» Stated problem
Which lines hold the word "text"? Copy each one.

[Saved entries]
— begin —

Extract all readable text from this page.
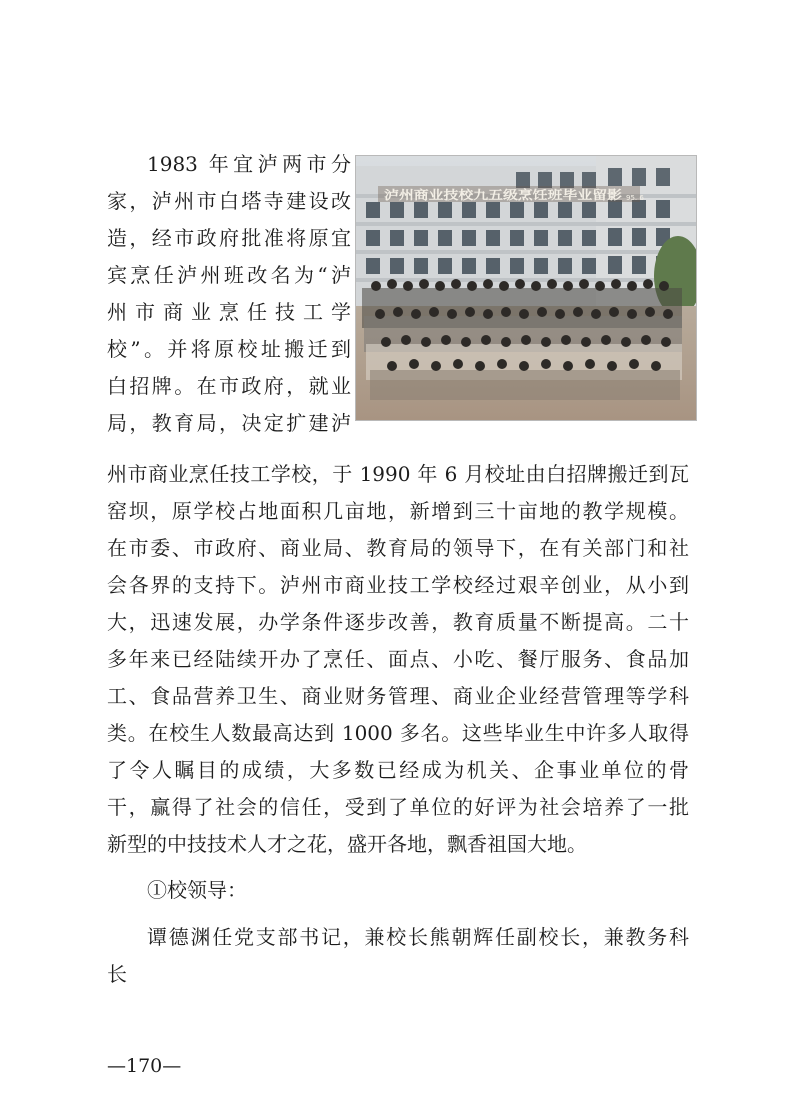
泸州商业技校九五级烹饪班毕业留影	95. 6
1983 年宜泸两市分
家，泸州市白塔寺建设改
造，经市政府批准将原宜
宾烹任泸州班改名为“泸
州市商业烹任技工学
校”。并将原校址搬迁到
白招牌。在市政府，就业
局，教育局，决定扩建泸
州市商业烹任技工学校，于 1990 年 6 月校址由白招牌搬迁到瓦
窑坝，原学校占地面积几亩地，新增到三十亩地的教学规模。
在市委、市政府、商业局、教育局的领导下，在有关部门和社
会各界的支持下。泸州市商业技工学校经过艰辛创业，从小到
大，迅速发展，办学条件逐步改善，教育质量不断提高。二十
多年来已经陆续开办了烹任、面点、小吃、餐厅服务、食品加
工、食品营养卫生、商业财务管理、商业企业经营管理等学科
类。在校生人数最高达到 1000 多名。这些毕业生中许多人取得
了令人瞩目的成绩，大多数已经成为机关、企事业单位的骨
干，赢得了社会的信任，受到了单位的好评为社会培养了一批
新型的中技技术人才之花，盛开各地，飘香祖国大地。
①校领导：
谭德渊任党支部书记，兼校长熊朝辉任副校长，兼教务科
长
—170—
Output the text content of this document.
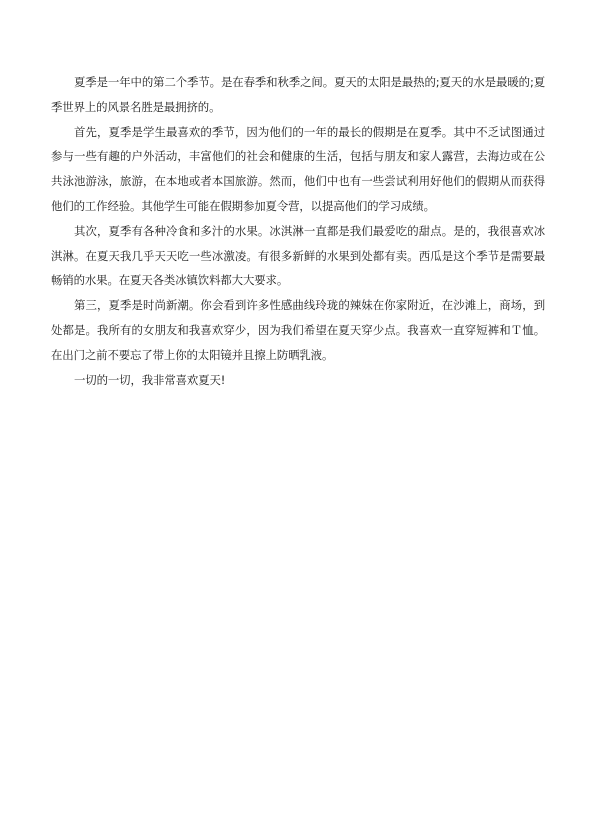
夏季是一年中的第二个季节。是在春季和秋季之间。夏天的太阳是最热的;夏天的水是最暖的;夏季世界上的风景名胜是最拥挤的。

首先，夏季是学生最喜欢的季节，因为他们的一年的最长的假期是在夏季。其中不乏试图通过参与一些有趣的户外活动，丰富他们的社会和健康的生活，包括与朋友和家人露营，去海边或在公共泳池游泳，旅游，在本地或者本国旅游。然而，他们中也有一些尝试利用好他们的假期从而获得他们的工作经验。其他学生可能在假期参加夏令营，以提高他们的学习成绩。

其次，夏季有各种冷食和多汁的水果。冰淇淋一直都是我们最爱吃的甜点。是的，我很喜欢冰淇淋。在夏天我几乎天天吃一些冰激凌。有很多新鲜的水果到处都有卖。西瓜是这个季节是需要最畅销的水果。在夏天各类冰镇饮料都大大要求。

第三，夏季是时尚新潮。你会看到许多性感曲线玲珑的辣妹在你家附近，在沙滩上，商场，到处都是。我所有的女朋友和我喜欢穿少，因为我们希望在夏天穿少点。我喜欢一直穿短裤和Ｔ恤。在出门之前不要忘了带上你的太阳镜并且擦上防晒乳液。

一切的一切，我非常喜欢夏天!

— end —

» Solved exercise
Extract all readable text from this page.
Output the text content of this document.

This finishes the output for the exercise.